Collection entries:
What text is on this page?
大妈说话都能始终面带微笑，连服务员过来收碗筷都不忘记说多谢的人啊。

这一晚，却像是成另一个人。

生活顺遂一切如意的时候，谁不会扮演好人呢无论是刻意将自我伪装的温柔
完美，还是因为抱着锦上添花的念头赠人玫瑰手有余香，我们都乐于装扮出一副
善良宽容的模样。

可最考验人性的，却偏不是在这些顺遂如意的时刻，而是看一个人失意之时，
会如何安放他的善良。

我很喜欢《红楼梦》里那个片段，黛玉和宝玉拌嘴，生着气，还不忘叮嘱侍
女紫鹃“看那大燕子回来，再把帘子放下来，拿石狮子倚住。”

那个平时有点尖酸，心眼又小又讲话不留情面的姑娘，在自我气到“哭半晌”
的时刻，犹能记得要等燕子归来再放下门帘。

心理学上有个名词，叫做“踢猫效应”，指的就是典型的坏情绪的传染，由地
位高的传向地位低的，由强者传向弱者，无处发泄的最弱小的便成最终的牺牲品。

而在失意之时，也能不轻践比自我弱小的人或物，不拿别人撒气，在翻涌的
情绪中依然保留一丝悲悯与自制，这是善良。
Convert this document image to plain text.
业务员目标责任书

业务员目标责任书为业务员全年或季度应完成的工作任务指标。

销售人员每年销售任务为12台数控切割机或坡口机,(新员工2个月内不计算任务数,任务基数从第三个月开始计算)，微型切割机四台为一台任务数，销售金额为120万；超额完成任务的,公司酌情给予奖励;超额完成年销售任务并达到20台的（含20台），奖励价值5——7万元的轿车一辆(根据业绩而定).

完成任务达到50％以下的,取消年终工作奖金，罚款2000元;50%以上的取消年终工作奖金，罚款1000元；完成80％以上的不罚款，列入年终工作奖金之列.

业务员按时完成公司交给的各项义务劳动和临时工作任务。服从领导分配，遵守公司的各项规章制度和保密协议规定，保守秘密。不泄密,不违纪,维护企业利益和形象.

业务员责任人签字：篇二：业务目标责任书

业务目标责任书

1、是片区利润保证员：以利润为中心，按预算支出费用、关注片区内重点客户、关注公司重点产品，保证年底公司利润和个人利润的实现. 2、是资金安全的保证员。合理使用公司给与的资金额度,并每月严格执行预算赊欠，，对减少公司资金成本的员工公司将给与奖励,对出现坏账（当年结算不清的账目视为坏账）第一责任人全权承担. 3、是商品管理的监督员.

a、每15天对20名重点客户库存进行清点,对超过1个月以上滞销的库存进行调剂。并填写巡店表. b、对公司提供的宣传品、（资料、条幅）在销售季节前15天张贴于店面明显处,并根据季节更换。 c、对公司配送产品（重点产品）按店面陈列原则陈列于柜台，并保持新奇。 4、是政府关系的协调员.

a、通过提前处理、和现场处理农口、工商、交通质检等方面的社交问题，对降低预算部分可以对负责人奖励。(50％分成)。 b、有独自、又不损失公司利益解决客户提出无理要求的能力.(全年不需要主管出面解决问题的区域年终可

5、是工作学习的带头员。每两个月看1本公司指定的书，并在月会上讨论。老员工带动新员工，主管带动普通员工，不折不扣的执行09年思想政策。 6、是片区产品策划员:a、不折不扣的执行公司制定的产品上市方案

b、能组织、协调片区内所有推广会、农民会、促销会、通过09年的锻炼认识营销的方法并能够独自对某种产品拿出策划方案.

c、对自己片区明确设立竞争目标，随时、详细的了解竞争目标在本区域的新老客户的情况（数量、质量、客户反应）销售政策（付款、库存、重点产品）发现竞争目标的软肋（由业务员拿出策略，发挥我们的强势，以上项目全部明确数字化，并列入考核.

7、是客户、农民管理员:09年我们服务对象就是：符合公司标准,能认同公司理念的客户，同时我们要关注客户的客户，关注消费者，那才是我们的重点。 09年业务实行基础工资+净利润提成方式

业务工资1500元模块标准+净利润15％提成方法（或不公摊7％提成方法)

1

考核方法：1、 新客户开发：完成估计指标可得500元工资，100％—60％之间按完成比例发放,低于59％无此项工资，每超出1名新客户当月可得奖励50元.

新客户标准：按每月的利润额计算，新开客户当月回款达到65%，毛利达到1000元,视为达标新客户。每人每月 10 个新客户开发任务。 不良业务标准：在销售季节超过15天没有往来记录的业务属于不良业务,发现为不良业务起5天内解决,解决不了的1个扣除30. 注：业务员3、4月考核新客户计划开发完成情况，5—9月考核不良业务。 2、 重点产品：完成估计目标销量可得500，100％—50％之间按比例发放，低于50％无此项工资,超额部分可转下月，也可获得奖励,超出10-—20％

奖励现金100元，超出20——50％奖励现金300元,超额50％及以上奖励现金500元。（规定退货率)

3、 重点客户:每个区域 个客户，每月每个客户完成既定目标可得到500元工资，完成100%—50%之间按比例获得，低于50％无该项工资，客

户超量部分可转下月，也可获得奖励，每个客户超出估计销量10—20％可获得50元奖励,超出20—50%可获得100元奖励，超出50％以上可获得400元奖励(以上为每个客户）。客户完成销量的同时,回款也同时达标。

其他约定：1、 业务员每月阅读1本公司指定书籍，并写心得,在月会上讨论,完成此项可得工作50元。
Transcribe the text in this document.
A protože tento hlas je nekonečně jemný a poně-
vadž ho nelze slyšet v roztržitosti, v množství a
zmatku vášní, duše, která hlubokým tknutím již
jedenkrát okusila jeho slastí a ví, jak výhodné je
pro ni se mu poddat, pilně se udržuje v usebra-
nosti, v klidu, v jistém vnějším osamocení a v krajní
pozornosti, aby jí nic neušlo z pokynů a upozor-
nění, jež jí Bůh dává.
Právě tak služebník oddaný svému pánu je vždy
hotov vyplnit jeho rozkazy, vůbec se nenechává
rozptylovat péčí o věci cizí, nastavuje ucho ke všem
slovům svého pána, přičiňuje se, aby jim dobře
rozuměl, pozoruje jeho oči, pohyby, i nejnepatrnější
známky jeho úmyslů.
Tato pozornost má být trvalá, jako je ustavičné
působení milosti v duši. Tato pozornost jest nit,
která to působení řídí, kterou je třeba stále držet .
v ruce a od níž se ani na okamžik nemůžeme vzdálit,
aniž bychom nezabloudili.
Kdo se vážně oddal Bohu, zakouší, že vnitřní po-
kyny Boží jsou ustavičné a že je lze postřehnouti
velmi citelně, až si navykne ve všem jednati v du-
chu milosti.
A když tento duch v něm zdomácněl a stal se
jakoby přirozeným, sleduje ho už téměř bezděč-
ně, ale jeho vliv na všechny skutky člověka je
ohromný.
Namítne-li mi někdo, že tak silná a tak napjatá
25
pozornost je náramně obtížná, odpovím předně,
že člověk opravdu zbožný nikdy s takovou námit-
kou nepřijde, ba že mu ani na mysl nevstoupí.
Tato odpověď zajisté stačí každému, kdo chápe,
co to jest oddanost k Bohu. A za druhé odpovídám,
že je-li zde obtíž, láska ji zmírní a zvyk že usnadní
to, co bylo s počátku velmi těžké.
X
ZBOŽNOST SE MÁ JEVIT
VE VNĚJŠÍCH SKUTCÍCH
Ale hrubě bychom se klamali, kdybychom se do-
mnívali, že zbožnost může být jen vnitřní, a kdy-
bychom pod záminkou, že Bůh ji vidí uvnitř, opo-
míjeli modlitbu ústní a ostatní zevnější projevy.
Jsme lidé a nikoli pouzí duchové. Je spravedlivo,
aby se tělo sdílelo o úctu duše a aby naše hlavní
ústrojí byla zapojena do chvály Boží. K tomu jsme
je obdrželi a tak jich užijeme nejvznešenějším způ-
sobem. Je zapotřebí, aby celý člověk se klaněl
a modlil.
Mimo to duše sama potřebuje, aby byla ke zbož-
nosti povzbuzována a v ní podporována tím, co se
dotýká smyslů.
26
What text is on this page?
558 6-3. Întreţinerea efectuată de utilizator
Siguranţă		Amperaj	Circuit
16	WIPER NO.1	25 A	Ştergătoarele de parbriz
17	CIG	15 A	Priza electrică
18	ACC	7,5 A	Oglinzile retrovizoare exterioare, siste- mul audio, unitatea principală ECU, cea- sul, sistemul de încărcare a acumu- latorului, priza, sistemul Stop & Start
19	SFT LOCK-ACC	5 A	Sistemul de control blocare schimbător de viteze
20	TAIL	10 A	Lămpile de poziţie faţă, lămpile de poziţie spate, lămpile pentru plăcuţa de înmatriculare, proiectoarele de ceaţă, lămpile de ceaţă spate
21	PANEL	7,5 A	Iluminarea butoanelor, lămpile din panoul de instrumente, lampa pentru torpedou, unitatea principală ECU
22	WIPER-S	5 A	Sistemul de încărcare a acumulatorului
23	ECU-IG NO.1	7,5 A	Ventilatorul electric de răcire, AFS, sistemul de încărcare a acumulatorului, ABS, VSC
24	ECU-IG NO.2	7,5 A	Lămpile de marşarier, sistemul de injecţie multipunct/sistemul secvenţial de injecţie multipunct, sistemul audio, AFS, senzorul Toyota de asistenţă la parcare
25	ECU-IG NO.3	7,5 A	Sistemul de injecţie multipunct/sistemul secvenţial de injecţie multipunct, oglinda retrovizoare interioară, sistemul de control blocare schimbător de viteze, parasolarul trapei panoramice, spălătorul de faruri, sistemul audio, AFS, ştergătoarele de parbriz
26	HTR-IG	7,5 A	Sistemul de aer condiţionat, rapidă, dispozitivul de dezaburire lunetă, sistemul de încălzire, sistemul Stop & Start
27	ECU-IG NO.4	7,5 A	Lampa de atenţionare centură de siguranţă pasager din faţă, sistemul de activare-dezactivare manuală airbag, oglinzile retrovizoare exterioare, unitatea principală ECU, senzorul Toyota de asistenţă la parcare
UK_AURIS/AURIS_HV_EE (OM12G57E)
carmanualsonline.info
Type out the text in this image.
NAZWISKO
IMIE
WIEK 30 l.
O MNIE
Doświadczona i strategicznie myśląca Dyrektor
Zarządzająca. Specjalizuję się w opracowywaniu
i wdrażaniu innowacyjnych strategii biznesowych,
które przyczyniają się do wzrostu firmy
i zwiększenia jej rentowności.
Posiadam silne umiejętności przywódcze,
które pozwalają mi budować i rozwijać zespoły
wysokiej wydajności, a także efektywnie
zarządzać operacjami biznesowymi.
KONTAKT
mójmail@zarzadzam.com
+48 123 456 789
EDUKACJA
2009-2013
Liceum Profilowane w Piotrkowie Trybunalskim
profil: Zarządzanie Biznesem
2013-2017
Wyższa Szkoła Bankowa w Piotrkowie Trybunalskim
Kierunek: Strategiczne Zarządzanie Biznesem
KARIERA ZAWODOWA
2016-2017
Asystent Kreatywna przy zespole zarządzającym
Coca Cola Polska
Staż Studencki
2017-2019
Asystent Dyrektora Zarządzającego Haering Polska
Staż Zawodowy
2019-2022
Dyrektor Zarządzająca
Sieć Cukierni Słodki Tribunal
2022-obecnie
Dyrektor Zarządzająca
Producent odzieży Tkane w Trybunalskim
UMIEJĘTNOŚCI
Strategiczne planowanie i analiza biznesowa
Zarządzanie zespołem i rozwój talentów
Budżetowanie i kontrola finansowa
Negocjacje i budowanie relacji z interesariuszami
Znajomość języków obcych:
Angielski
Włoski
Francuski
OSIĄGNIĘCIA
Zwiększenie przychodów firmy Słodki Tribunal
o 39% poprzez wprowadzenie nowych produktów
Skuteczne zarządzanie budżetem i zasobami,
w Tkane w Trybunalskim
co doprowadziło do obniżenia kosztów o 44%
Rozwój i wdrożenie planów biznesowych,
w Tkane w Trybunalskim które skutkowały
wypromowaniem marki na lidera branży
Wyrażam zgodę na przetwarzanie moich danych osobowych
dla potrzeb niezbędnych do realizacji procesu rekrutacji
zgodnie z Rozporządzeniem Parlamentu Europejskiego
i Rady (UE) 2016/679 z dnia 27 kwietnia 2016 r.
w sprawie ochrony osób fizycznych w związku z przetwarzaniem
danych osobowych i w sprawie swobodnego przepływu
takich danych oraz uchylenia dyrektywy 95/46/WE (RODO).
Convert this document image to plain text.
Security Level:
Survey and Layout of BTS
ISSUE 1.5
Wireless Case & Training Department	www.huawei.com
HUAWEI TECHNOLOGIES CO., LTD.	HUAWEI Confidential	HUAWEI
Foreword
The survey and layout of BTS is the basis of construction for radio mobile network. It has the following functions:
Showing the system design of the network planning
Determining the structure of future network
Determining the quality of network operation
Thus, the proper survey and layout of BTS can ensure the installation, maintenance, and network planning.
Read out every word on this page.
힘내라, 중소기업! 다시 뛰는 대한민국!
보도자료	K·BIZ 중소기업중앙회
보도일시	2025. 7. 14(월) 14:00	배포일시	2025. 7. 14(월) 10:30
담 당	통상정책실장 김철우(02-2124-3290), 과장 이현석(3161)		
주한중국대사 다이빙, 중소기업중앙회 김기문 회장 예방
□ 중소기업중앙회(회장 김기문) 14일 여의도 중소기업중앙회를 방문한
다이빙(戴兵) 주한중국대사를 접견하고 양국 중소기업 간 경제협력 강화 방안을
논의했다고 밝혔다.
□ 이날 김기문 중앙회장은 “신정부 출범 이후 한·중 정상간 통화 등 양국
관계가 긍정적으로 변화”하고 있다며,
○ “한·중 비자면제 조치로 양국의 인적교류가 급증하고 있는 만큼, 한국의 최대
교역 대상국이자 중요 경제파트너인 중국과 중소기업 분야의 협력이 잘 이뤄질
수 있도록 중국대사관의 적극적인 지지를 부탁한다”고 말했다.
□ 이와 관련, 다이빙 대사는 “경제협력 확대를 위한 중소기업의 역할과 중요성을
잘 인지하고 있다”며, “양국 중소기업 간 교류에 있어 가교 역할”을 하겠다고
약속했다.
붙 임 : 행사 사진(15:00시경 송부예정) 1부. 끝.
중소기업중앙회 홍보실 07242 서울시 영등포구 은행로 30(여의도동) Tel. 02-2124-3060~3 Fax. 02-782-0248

SHORT TASK:
Go over the records above and tally each line that includes "Strategiczne". Give the total by itself.

ANSWER FOR THIS EXERCISE:
2